*Goal of the exercise*. Find the string "kadın" in the data, then copy every line where it is found.

*Exercise materials*.
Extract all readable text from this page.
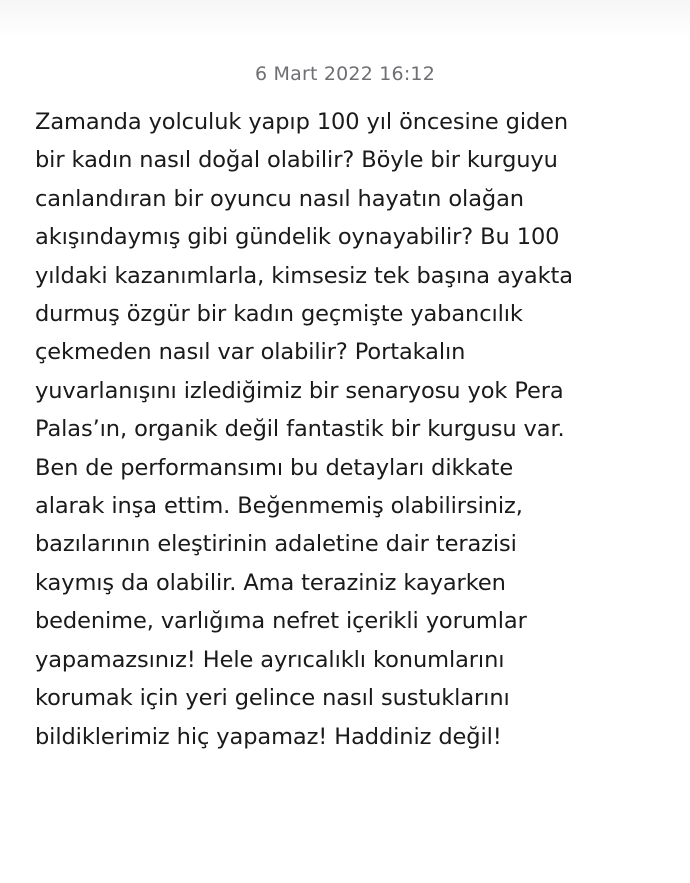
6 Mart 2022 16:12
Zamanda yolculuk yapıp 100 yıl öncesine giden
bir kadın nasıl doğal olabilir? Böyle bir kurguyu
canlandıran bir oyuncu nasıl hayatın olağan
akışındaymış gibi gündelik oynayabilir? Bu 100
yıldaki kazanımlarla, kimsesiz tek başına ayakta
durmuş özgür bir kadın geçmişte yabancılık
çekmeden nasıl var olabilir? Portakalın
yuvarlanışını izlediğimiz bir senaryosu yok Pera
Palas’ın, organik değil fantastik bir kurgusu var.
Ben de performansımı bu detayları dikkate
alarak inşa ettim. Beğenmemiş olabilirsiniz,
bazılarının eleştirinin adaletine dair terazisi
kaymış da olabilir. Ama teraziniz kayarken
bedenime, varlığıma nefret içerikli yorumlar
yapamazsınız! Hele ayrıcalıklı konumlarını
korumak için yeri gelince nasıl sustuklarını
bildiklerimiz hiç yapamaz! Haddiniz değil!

*Answer*.
bir kadın nasıl doğal olabilir? Böyle bir kurguyu
durmuş özgür bir kadın geçmişte yabancılık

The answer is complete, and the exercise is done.